#### Source records:
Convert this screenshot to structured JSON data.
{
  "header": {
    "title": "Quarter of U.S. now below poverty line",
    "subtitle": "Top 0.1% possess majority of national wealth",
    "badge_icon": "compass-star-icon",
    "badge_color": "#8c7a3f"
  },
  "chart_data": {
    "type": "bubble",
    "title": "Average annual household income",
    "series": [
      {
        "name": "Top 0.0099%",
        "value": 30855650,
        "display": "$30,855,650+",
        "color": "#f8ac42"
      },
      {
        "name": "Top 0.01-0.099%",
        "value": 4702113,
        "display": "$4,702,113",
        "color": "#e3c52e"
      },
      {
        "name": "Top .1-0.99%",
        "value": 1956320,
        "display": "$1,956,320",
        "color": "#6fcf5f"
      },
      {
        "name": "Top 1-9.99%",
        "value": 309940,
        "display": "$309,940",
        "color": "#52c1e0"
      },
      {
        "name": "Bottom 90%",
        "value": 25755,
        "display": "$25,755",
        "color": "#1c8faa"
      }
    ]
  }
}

#### Exercise description:
From the entries above, copy every line containing the word "name".

#### Result of the exercise:
        "name": "Top 0.0099%",
        "name": "Top 0.01-0.099%",
        "name": "Top .1-0.99%",
        "name": "Top 1-9.99%",
        "name": "Bottom 90%",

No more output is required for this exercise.